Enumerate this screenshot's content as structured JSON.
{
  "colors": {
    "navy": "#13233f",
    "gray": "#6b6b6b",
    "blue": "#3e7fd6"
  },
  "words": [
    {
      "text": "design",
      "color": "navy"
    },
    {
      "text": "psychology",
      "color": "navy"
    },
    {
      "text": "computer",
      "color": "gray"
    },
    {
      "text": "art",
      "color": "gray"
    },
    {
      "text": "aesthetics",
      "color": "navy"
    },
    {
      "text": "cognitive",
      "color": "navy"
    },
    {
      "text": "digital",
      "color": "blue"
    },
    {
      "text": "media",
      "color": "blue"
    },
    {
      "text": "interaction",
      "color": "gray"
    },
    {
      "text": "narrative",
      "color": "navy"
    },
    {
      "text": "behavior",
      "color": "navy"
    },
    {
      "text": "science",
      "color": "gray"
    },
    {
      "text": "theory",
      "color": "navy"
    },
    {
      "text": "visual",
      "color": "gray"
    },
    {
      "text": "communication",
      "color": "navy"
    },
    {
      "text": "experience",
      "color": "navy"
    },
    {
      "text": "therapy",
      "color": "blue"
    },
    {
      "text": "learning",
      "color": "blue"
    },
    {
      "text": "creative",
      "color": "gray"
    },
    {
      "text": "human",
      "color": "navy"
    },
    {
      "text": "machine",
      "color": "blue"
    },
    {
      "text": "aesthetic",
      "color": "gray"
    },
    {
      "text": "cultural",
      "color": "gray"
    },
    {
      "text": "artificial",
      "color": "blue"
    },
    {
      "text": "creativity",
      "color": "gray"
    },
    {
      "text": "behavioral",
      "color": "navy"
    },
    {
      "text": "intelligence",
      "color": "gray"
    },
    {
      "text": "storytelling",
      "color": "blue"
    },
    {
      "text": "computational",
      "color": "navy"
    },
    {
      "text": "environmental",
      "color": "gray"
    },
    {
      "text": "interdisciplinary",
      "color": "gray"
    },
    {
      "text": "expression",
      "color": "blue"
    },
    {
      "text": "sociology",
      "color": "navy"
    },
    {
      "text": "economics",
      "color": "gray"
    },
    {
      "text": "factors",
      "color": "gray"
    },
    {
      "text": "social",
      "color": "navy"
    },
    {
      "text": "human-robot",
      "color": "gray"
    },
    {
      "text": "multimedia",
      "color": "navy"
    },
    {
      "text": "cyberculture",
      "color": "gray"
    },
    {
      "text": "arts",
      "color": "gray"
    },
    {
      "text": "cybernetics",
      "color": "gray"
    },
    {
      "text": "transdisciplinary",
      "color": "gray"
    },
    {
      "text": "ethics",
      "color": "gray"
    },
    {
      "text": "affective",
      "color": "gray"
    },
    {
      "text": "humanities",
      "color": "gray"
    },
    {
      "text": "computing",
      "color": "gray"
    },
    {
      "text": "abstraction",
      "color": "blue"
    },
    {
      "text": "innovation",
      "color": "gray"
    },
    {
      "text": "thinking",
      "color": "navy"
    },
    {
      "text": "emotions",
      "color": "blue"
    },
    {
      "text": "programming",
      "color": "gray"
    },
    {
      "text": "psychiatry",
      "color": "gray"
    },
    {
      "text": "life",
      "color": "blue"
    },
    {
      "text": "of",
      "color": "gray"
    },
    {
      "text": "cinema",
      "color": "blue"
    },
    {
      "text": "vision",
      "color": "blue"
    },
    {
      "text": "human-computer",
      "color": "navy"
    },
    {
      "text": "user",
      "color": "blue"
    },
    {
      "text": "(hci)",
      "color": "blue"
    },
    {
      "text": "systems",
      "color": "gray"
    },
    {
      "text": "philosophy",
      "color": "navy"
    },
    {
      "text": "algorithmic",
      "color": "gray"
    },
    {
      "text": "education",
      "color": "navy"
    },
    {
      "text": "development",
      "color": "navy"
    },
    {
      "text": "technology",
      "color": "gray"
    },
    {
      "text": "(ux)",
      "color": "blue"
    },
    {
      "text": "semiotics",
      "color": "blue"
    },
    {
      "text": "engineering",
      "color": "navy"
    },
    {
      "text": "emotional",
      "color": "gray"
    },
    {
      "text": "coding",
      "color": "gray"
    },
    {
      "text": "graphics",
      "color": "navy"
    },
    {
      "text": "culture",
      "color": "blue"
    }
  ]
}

::::

* [WHAT IS EXPECTED]: Return the whole listing exactly.

* [ANSWER IN FULL]:
Enumerate this screenshot's content as structured JSON.
{
  "colors": {
    "navy": "#13233f",
    "gray": "#6b6b6b",
    "blue": "#3e7fd6"
  },
  "words": [
    {
      "text": "design",
      "color": "navy"
    },
    {
      "text": "psychology",
      "color": "navy"
    },
    {
      "text": "computer",
      "color": "gray"
    },
    {
      "text": "art",
      "color": "gray"
    },
    {
      "text": "aesthetics",
      "color": "navy"
    },
    {
      "text": "cognitive",
      "color": "navy"
    },
    {
      "text": "digital",
      "color": "blue"
    },
    {
      "text": "media",
      "color": "blue"
    },
    {
      "text": "interaction",
      "color": "gray"
    },
    {
      "text": "narrative",
      "color": "navy"
    },
    {
      "text": "behavior",
      "color": "navy"
    },
    {
      "text": "science",
      "color": "gray"
    },
    {
      "text": "theory",
      "color": "navy"
    },
    {
      "text": "visual",
      "color": "gray"
    },
    {
      "text": "communication",
      "color": "navy"
    },
    {
      "text": "experience",
      "color": "navy"
    },
    {
      "text": "therapy",
      "color": "blue"
    },
    {
      "text": "learning",
      "color": "blue"
    },
    {
      "text": "creative",
      "color": "gray"
    },
    {
      "text": "human",
      "color": "navy"
    },
    {
      "text": "machine",
      "color": "blue"
    },
    {
      "text": "aesthetic",
      "color": "gray"
    },
    {
      "text": "cultural",
      "color": "gray"
    },
    {
      "text": "artificial",
      "color": "blue"
    },
    {
      "text": "creativity",
      "color": "gray"
    },
    {
      "text": "behavioral",
      "color": "navy"
    },
    {
      "text": "intelligence",
      "color": "gray"
    },
    {
      "text": "storytelling",
      "color": "blue"
    },
    {
      "text": "computational",
      "color": "navy"
    },
    {
      "text": "environmental",
      "color": "gray"
    },
    {
      "text": "interdisciplinary",
      "color": "gray"
    },
    {
      "text": "expression",
      "color": "blue"
    },
    {
      "text": "sociology",
      "color": "navy"
    },
    {
      "text": "economics",
      "color": "gray"
    },
    {
      "text": "factors",
      "color": "gray"
    },
    {
      "text": "social",
      "color": "navy"
    },
    {
      "text": "human-robot",
      "color": "gray"
    },
    {
      "text": "multimedia",
      "color": "navy"
    },
    {
      "text": "cyberculture",
      "color": "gray"
    },
    {
      "text": "arts",
      "color": "gray"
    },
    {
      "text": "cybernetics",
      "color": "gray"
    },
    {
      "text": "transdisciplinary",
      "color": "gray"
    },
    {
      "text": "ethics",
      "color": "gray"
    },
    {
      "text": "affective",
      "color": "gray"
    },
    {
      "text": "humanities",
      "color": "gray"
    },
    {
      "text": "computing",
      "color": "gray"
    },
    {
      "text": "abstraction",
      "color": "blue"
    },
    {
      "text": "innovation",
      "color": "gray"
    },
    {
      "text": "thinking",
      "color": "navy"
    },
    {
      "text": "emotions",
      "color": "blue"
    },
    {
      "text": "programming",
      "color": "gray"
    },
    {
      "text": "psychiatry",
      "color": "gray"
    },
    {
      "text": "life",
      "color": "blue"
    },
    {
      "text": "of",
      "color": "gray"
    },
    {
      "text": "cinema",
      "color": "blue"
    },
    {
      "text": "vision",
      "color": "blue"
    },
    {
      "text": "human-computer",
      "color": "navy"
    },
    {
      "text": "user",
      "color": "blue"
    },
    {
      "text": "(hci)",
      "color": "blue"
    },
    {
      "text": "systems",
      "color": "gray"
    },
    {
      "text": "philosophy",
      "color": "navy"
    },
    {
      "text": "algorithmic",
      "color": "gray"
    },
    {
      "text": "education",
      "color": "navy"
    },
    {
      "text": "development",
      "color": "navy"
    },
    {
      "text": "technology",
      "color": "gray"
    },
    {
      "text": "(ux)",
      "color": "blue"
    },
    {
      "text": "semiotics",
      "color": "blue"
    },
    {
      "text": "engineering",
      "color": "navy"
    },
    {
      "text": "emotional",
      "color": "gray"
    },
    {
      "text": "coding",
      "color": "gray"
    },
    {
      "text": "graphics",
      "color": "navy"
    },
    {
      "text": "culture",
      "color": "blue"
    }
  ]
}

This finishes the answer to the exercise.